*Stated goal:*
Copy each line of the listing below exactly.

START Data supplied

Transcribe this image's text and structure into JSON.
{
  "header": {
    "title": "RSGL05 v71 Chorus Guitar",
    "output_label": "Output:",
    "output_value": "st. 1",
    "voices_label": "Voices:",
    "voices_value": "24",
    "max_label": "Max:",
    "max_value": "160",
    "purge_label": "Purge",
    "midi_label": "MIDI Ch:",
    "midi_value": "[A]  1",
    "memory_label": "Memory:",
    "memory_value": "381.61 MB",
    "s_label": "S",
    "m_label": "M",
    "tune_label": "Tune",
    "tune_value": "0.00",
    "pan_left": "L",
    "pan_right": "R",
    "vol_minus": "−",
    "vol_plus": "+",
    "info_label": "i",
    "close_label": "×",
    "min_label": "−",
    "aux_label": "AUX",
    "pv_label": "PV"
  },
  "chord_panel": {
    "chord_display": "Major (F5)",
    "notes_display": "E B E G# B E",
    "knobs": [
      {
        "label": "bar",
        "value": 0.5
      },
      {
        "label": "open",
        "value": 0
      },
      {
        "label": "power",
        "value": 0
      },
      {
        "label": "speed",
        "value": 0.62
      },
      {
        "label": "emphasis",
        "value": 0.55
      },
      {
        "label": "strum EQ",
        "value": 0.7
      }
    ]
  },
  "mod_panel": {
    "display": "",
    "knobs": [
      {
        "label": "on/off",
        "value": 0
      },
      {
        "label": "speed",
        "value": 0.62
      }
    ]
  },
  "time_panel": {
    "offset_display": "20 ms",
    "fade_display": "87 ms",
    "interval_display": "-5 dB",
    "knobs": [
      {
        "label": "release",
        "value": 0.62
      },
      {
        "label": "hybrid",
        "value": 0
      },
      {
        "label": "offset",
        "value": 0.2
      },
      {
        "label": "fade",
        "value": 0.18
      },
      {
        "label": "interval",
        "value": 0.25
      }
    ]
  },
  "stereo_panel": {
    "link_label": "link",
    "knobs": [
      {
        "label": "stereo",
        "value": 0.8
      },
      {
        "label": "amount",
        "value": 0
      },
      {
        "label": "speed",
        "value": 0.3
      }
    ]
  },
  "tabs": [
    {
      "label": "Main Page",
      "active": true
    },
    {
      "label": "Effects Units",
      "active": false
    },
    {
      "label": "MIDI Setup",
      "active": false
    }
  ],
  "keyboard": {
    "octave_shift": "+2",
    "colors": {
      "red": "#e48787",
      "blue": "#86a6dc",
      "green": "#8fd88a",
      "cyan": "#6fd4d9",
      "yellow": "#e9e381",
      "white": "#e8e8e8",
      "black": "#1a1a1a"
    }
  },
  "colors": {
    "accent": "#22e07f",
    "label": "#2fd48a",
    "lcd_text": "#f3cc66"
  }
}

END Data supplied

*Exercise result:*
Transcribe this image's text and structure into JSON.
{
  "header": {
    "title": "RSGL05 v71 Chorus Guitar",
    "output_label": "Output:",
    "output_value": "st. 1",
    "voices_label": "Voices:",
    "voices_value": "24",
    "max_label": "Max:",
    "max_value": "160",
    "purge_label": "Purge",
    "midi_label": "MIDI Ch:",
    "midi_value": "[A]  1",
    "memory_label": "Memory:",
    "memory_value": "381.61 MB",
    "s_label": "S",
    "m_label": "M",
    "tune_label": "Tune",
    "tune_value": "0.00",
    "pan_left": "L",
    "pan_right": "R",
    "vol_minus": "−",
    "vol_plus": "+",
    "info_label": "i",
    "close_label": "×",
    "min_label": "−",
    "aux_label": "AUX",
    "pv_label": "PV"
  },
  "chord_panel": {
    "chord_display": "Major (F5)",
    "notes_display": "E B E G# B E",
    "knobs": [
      {
        "label": "bar",
        "value": 0.5
      },
      {
        "label": "open",
        "value": 0
      },
      {
        "label": "power",
        "value": 0
      },
      {
        "label": "speed",
        "value": 0.62
      },
      {
        "label": "emphasis",
        "value": 0.55
      },
      {
        "label": "strum EQ",
        "value": 0.7
      }
    ]
  },
  "mod_panel": {
    "display": "",
    "knobs": [
      {
        "label": "on/off",
        "value": 0
      },
      {
        "label": "speed",
        "value": 0.62
      }
    ]
  },
  "time_panel": {
    "offset_display": "20 ms",
    "fade_display": "87 ms",
    "interval_display": "-5 dB",
    "knobs": [
      {
        "label": "release",
        "value": 0.62
      },
      {
        "label": "hybrid",
        "value": 0
      },
      {
        "label": "offset",
        "value": 0.2
      },
      {
        "label": "fade",
        "value": 0.18
      },
      {
        "label": "interval",
        "value": 0.25
      }
    ]
  },
  "stereo_panel": {
    "link_label": "link",
    "knobs": [
      {
        "label": "stereo",
        "value": 0.8
      },
      {
        "label": "amount",
        "value": 0
      },
      {
        "label": "speed",
        "value": 0.3
      }
    ]
  },
  "tabs": [
    {
      "label": "Main Page",
      "active": true
    },
    {
      "label": "Effects Units",
      "active": false
    },
    {
      "label": "MIDI Setup",
      "active": false
    }
  ],
  "keyboard": {
    "octave_shift": "+2",
    "colors": {
      "red": "#e48787",
      "blue": "#86a6dc",
      "green": "#8fd88a",
      "cyan": "#6fd4d9",
      "yellow": "#e9e381",
      "white": "#e8e8e8",
      "black": "#1a1a1a"
    }
  },
  "colors": {
    "accent": "#22e07f",
    "label": "#2fd48a",
    "lcd_text": "#f3cc66"
  }
}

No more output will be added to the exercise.